Wherever the string "boca" appears in the listing, copy that line.

--------------------------------

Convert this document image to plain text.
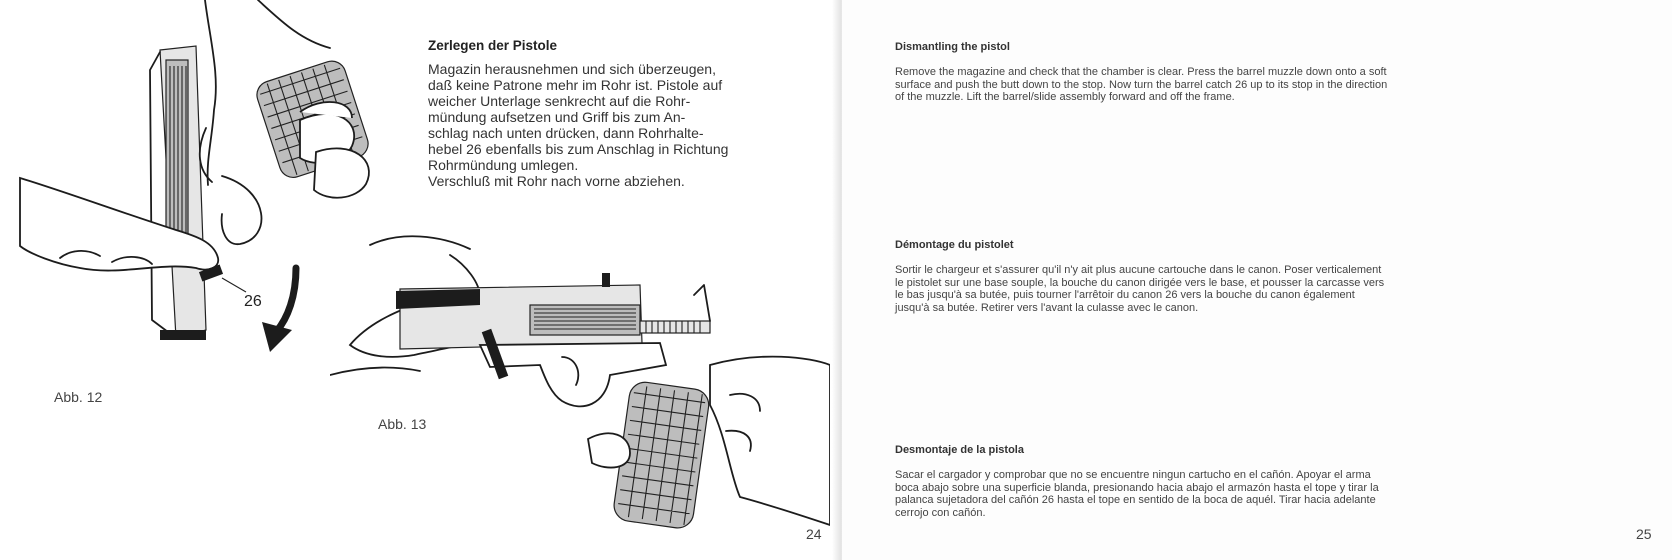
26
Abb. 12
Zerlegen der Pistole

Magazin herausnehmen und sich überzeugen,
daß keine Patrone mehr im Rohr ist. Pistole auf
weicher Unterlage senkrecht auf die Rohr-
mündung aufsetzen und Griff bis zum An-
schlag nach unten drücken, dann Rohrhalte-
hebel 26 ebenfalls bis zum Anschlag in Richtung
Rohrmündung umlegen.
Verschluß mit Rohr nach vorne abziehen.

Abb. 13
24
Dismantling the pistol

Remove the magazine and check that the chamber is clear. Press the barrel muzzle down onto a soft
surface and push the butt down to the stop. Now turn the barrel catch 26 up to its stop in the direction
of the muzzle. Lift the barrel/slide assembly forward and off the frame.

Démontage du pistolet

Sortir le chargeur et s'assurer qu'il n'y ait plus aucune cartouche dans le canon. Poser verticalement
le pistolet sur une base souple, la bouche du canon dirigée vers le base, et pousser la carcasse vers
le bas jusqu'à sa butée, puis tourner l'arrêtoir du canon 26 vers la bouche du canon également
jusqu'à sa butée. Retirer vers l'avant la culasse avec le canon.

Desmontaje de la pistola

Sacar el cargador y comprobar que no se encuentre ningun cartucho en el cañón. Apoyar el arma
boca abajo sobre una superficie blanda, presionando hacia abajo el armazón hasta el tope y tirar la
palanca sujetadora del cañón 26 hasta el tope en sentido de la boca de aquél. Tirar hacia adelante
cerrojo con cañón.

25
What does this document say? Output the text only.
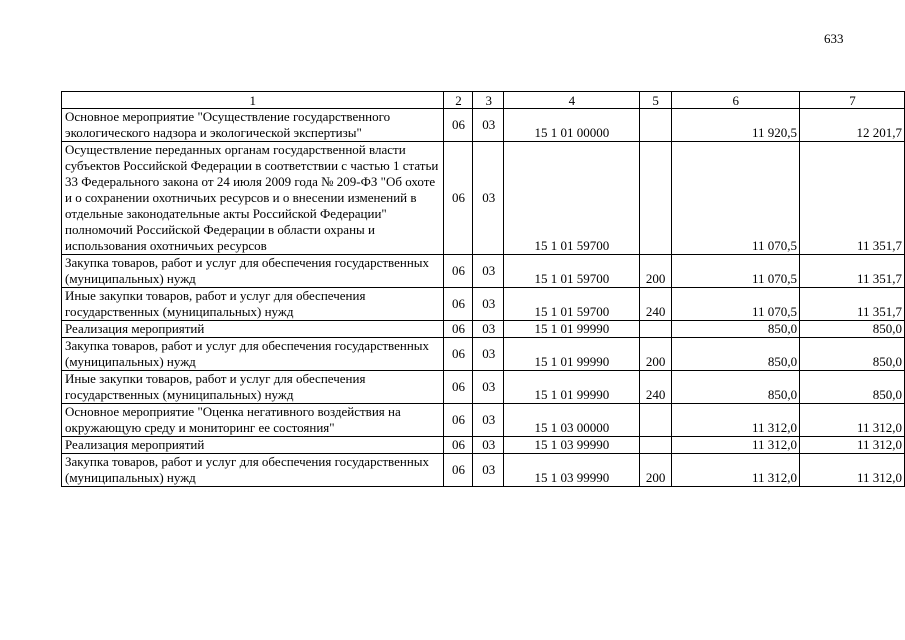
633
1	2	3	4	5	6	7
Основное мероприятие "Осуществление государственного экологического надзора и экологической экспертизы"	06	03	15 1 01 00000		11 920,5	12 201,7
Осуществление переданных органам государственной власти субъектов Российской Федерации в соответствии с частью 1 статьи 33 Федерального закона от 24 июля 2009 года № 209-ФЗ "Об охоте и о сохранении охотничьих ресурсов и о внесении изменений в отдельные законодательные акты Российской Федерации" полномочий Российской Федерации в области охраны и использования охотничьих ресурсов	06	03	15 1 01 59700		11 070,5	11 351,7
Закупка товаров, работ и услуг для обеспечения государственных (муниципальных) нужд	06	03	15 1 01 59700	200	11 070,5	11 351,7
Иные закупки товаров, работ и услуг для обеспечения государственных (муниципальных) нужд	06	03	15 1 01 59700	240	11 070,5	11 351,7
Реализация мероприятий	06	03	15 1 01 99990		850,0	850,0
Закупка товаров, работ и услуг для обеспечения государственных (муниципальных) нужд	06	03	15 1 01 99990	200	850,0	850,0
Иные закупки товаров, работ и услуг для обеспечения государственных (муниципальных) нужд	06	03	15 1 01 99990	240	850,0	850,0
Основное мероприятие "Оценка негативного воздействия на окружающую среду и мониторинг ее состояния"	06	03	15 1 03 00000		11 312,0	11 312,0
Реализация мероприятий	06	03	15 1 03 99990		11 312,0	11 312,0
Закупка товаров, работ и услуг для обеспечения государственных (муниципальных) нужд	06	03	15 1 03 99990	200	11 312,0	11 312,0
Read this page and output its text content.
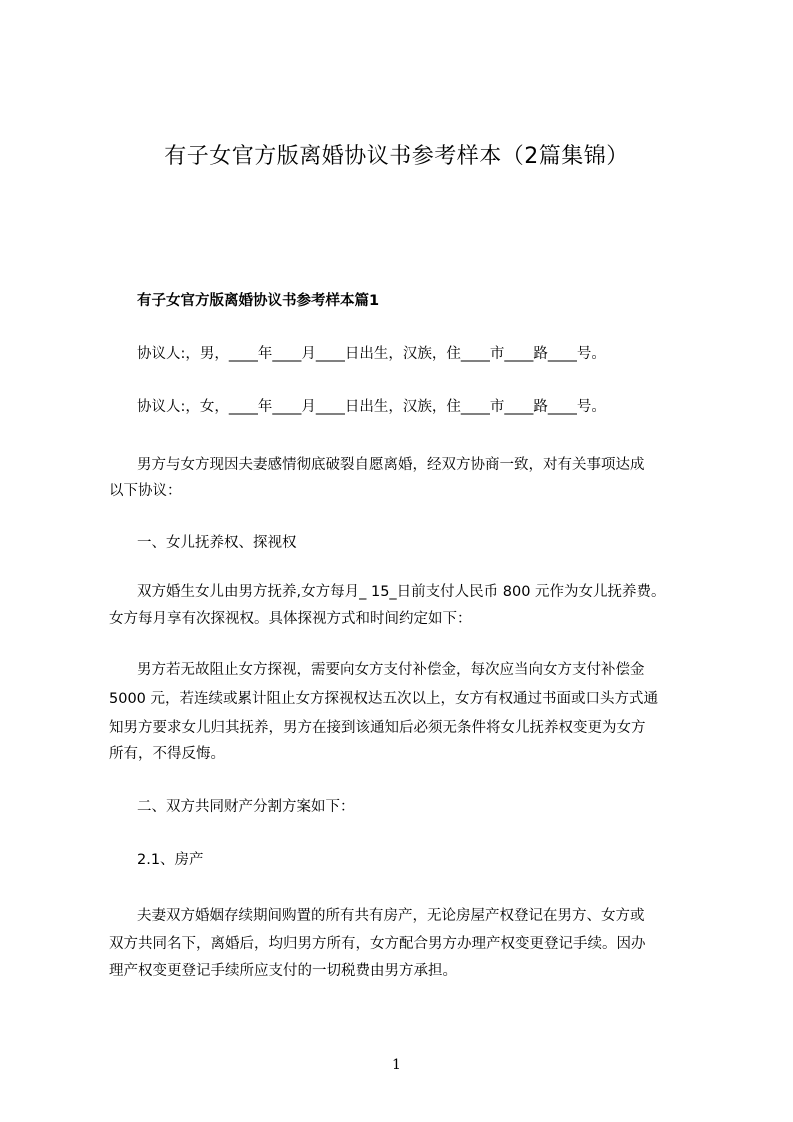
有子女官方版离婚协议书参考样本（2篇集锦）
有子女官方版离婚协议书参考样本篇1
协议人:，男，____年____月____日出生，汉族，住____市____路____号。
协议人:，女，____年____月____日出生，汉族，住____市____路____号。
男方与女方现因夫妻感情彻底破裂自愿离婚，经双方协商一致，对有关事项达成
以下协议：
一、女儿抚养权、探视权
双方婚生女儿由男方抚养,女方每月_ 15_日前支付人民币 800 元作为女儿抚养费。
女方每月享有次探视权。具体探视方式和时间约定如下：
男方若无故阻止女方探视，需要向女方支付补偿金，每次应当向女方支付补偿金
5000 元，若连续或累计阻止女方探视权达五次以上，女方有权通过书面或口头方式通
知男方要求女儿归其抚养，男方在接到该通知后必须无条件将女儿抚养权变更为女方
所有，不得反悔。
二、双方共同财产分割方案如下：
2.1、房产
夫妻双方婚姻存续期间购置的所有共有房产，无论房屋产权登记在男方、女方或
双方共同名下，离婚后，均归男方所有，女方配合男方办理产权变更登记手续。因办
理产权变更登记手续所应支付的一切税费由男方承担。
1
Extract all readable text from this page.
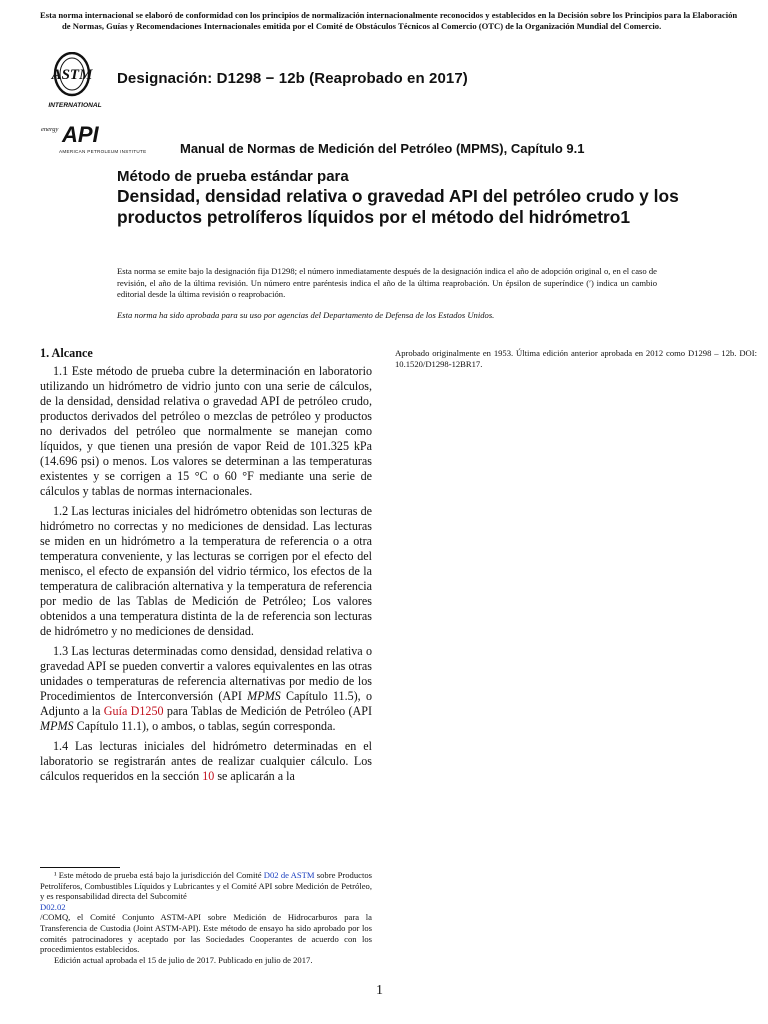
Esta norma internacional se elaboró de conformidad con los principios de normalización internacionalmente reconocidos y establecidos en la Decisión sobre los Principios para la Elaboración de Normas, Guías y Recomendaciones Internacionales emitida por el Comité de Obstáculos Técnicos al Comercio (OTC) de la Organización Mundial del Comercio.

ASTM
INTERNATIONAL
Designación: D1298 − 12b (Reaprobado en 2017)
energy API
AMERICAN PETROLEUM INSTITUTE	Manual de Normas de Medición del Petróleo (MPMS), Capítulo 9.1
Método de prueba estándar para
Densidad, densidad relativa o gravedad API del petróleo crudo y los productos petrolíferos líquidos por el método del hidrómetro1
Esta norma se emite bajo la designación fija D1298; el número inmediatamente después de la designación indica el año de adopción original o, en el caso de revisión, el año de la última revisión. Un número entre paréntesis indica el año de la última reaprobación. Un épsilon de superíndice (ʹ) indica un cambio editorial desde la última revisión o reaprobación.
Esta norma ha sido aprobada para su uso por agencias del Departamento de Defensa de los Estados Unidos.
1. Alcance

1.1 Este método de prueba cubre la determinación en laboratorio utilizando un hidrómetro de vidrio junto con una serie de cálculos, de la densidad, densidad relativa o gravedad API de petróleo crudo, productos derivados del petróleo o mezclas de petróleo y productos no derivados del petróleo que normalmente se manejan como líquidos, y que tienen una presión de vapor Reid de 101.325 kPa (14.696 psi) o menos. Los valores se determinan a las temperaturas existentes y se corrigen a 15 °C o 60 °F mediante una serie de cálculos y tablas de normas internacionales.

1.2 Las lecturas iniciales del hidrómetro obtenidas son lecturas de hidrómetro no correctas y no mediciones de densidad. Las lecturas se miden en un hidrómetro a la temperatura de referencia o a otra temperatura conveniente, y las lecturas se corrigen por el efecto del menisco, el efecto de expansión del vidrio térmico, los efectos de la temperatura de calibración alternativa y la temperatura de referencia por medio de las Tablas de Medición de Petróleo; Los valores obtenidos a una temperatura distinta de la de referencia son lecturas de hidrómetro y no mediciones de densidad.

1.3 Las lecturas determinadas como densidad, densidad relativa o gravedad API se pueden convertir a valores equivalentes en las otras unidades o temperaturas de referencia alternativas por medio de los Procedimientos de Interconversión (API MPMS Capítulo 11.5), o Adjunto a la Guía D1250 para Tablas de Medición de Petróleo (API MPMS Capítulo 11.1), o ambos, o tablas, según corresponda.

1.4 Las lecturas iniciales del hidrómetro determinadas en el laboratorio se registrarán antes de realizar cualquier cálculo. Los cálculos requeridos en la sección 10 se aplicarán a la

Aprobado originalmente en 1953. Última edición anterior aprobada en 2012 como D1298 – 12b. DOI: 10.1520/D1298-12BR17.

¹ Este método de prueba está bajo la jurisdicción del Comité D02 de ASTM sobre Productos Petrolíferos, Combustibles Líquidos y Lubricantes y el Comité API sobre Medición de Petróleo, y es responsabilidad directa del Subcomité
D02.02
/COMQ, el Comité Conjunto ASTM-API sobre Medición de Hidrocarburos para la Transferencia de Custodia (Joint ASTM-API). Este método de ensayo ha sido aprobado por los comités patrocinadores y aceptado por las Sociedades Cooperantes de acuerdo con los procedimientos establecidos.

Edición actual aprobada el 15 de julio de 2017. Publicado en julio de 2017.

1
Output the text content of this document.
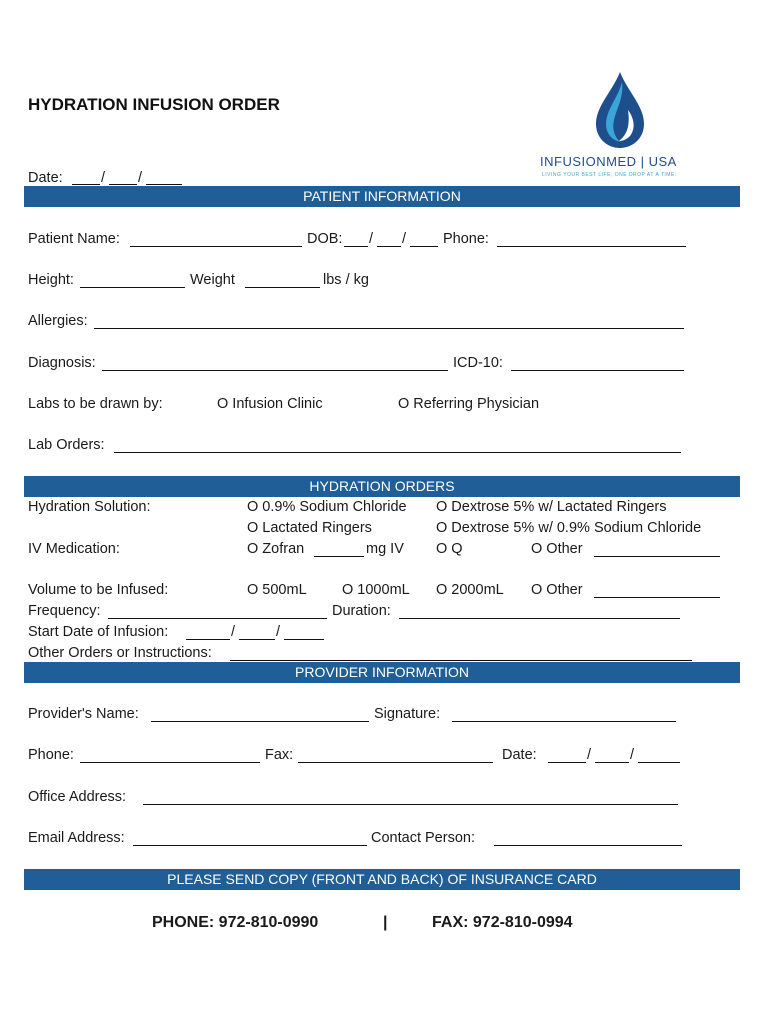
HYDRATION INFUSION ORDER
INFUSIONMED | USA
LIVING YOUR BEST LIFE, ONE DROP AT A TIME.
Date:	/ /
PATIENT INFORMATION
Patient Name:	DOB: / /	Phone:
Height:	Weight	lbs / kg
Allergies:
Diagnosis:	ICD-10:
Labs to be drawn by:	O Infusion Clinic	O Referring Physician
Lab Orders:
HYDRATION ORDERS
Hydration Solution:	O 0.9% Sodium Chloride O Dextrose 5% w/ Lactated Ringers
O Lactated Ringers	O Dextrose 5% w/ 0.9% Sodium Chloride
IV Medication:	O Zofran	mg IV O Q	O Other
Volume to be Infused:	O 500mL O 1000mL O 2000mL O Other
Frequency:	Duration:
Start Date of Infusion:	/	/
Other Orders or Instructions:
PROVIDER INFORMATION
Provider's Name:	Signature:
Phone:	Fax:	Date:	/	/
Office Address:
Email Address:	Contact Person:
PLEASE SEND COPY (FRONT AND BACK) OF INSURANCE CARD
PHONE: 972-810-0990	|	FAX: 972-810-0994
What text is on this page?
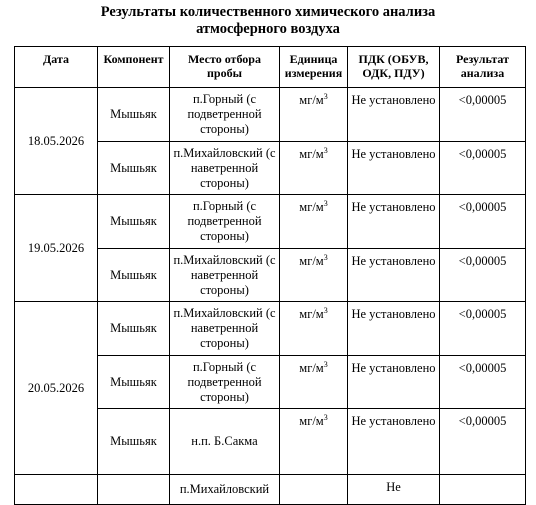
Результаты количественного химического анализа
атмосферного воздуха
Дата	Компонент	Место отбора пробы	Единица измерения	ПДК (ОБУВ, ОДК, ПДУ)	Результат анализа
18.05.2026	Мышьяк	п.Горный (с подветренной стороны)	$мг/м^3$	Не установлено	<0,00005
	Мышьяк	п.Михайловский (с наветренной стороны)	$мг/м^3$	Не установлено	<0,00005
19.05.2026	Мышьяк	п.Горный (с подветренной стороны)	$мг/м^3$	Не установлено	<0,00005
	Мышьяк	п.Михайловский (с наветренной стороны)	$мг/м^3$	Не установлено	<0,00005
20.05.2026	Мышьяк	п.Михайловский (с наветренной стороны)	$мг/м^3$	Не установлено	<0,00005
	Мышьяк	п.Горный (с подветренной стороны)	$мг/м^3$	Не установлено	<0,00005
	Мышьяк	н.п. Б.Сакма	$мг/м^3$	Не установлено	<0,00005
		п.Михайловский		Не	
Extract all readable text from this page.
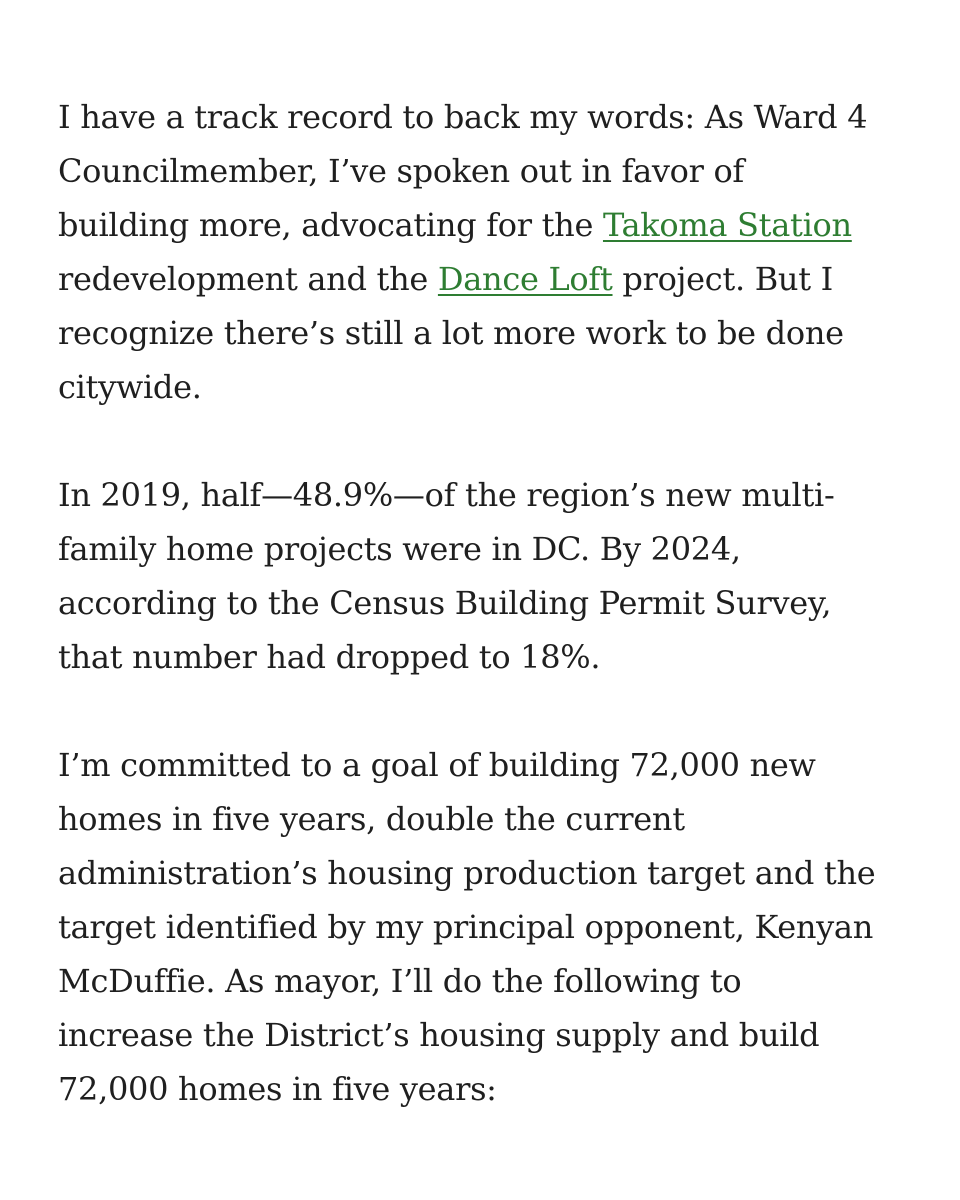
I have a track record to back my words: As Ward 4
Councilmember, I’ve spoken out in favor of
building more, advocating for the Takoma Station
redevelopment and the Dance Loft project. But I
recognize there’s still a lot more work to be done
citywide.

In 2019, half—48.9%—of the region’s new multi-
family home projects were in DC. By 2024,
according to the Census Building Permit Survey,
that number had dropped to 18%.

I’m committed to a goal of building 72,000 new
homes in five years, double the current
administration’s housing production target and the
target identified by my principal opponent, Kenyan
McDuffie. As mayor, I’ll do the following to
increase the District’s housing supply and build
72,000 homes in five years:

--------------------------------

*Expected answer*:
boca abajo sobre una superficie blanda, presionando hacia abajo el armazón hasta el tope y tirar la
palanca sujetadora del cañón 26 hasta el tope en sentido de la boca de aquél. Tirar hacia adelante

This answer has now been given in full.